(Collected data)
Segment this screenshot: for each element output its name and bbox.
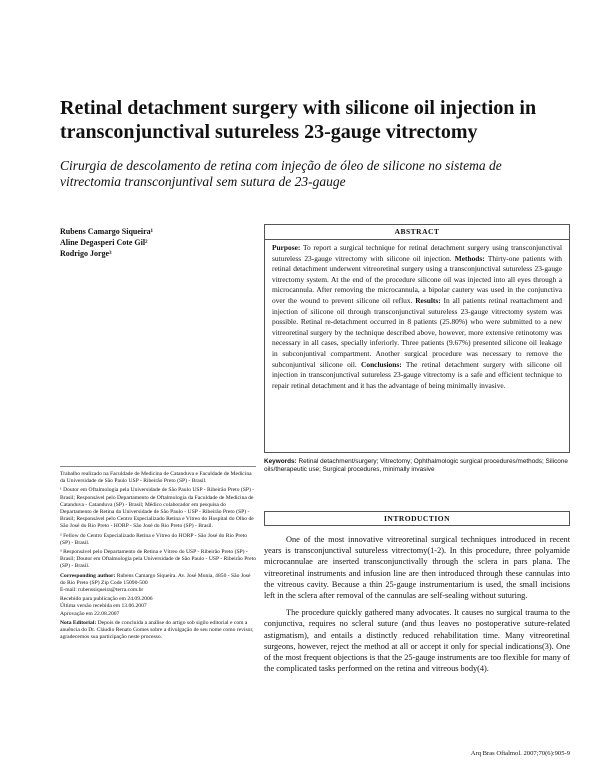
affiliation-item: ¹ Doutor em Oftalmologia pela Universidade de São Paulo USP - Ribeirão Preto (SP) - Brasil; Responsável pelo Departamento de Oftalmologia da Faculdade de Medicina de Catanduva - Catanduva (SP) - Brasil; Médico colaborador em pesquisa do Departamento de Retina da Universidade de São Paulo - USP - Ribeirão Preto (SP) - Brasil; Responsável pelo Centro Especializado Retina e Vítreo do Hospital do Olho de São José do Rio Preto - HORP - São José do Rio Preto (SP) - Brasil. <box>60 487 255 530</box>
article-title: Retinal detachment surgery with silicone oil injection in transconjunctival sutureless 23-gauge vitrectomy <box>60 97 537 143</box>
date-received: Recebido para publicação em 24.09.2006 <box>60 596 153 603</box>
affiliation-item: ² Fellow do Centro Especializado Retina e Vítreo do HORP - São José do Rio Preto (SP) - Brasil. <box>60 532 248 546</box>
purpose-label: Purpose: <box>272 243 301 252</box>
methods-text: Thirty-one patients with retinal detachment underwent vitreoretinal surgery using a transconjunctival sutureless 23-gauge vitrectomy system. At the end of the procedure silicone oil was injected into all eyes through a microcannula. After removing the microcannula, a bipolar cautery was used in the conjunctiva over the wound to prevent silicone oil reflux. <box>272 253 562 305</box>
affiliations <box>60 466 256 643</box>
editorial-note-text: Depois de concluída a análise do artigo sob sigilo editorial e com a anuência do Dr. Cláudio Renato Gomes sobre a divulgação de seu nome como revisor, agradecemos sua participação neste processo. <box>60 619 254 641</box>
intro-paragraph: One of the most innovative vitreoretinal surgical techniques introduced in recent years is transconjunctival sutureless vitrectomy(1-2). In this procedure, three polyamide microcannulae are inserted transconjunctivally through the sclera in pars plana. The vitreoretinal instruments and infusion line are then introduced through these cannulas into the vitreous cavity. Because a thin 25-gauge instrumentarium is used, the small incisions left in the sclera after removal of the cannulas are self-sealing without suturing. <box>264 535 570 601</box>
author-list <box>60 226 260 259</box>
conclusions-text: The retinal detachment surgery with silicone oil injection in transconjunctival sutureless 23-gauge vitrectomy is a safe and efficient technique to repair retinal detachment and it has the advantage of being minimally invasive. <box>272 359 562 390</box>
journal-citation: Arq Bras Oftalmol. 2007;70(6):905-9 <box>470 750 570 757</box>
affiliation-divider <box>60 466 256 467</box>
introduction-body <box>264 534 570 680</box>
correspondence-email: E-mail: rubenssiqueira@terra.com.br <box>60 587 144 594</box>
author-name: Rodrigo Jorge³ <box>60 249 112 258</box>
keywords-label: Keywords: <box>264 458 297 465</box>
date-last-version: Última versão recebida em 13.06.2007 <box>60 603 147 610</box>
affiliation-item: ³ Responsável pelo Departamento de Retina e Vítreo do USP - Ribeirão Preto (SP) - Brasil; Doutor em Oftalmologia pela Universidade de São Paulo - USP - Ribeirão Preto (SP) - Brasil. <box>60 549 257 570</box>
keywords-text: Retinal detachment/surgery; Vitrectomy; Ophthalmologic surgical procedures/methods; Silicone oils/therapeutic use; Surgical procedures, minimally invasive <box>264 458 568 474</box>
correspondence-label: Corresponding author: <box>60 572 116 579</box>
author-name: Aline Degasperi Cote Gil² <box>60 238 148 247</box>
introduction-heading: INTRODUCTION <box>264 511 570 526</box>
keywords <box>264 458 570 475</box>
submission-dates <box>60 596 256 618</box>
editorial-note <box>60 620 256 642</box>
intro-paragraph: The procedure quickly gathered many advocates. It causes no surgical trauma to the conjunctiva, requires no scleral suture (and thus leaves no postoperative suture-related astigmatism), and entails a distinctly reduced rehabilitation time. Many vitreoretinal surgeons, however, reject the method at all or accept it only for special indications(3). One of the most frequent objections is that the 25-gauge instruments are too flexible for many of the complicated tasks performed on the retina and vitreous body(4). <box>264 608 570 674</box>
correspondence <box>60 573 256 595</box>
abstract-box <box>264 224 570 453</box>
results-text: In all patients retinal reattachment and injection of silicone oil through transconjunctival sutureless 23-gauge vitrectomy system was possible. Retinal re-detachment occurred in 8 patients (25.80%) who were submitted to a new vitreoretinal surgery by the technique described above, however, more extensive retinotomy was necessary in all cases, specially inferiorly. Three patients (9.67%) presented silicone oil leakage in subconjuntival compartment. Another surgical procedure was necessary to remove the subconjuntival silicone oil. <box>272 295 562 369</box>
author-name: Rubens Camargo Siqueira¹ <box>60 227 154 236</box>
methods-label: Methods: <box>454 253 485 263</box>
results-label: Results: <box>415 295 441 305</box>
conclusions-label: Conclusions: <box>361 359 402 369</box>
editorial-note-label: Nota Editorial: <box>60 619 97 626</box>
article-subtitle: Cirurgia de descolamento de retina com injeção de óleo de silicone no sistema de vitrectomia transconjuntival sem sutura de 23-gauge <box>60 158 502 189</box>
abstract-heading: ABSTRACT <box>265 225 569 240</box>
date-approved: Aprovação em 22.08.2007 <box>60 610 120 617</box>
correspondence-text: Rubens Camargo Siqueira. Av. José Munia, 4850 - São José do Rio Preto (SP) Zip Code 15090-500 <box>60 572 251 586</box>
affiliation-item: Trabalho realizado na Faculdade de Medicina de Catanduva e Faculdade de Medicina da Universidade de São Paulo USP - Ribeirão Preto (SP) - Brasil. <box>60 471 252 485</box>
purpose-text: To report a surgical technique for retinal detachment surgery using transconjunctival sutureless 23-gauge vitrectomy with silicone oil injection. <box>272 243 562 263</box>
abstract-text <box>265 240 569 391</box>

### INSTRUCTIONS TO FOLLOW:
Return every line holding the word "author" from the records.

### OUTPUT OF THE TASK:
author-list <box>60 226 260 259</box>
author-name: Rodrigo Jorge³ <box>60 249 112 258</box>
correspondence-label: Corresponding author: <box>60 572 116 579</box>
author-name: Aline Degasperi Cote Gil² <box>60 238 148 247</box>
author-name: Rubens Camargo Siqueira¹ <box>60 227 154 236</box>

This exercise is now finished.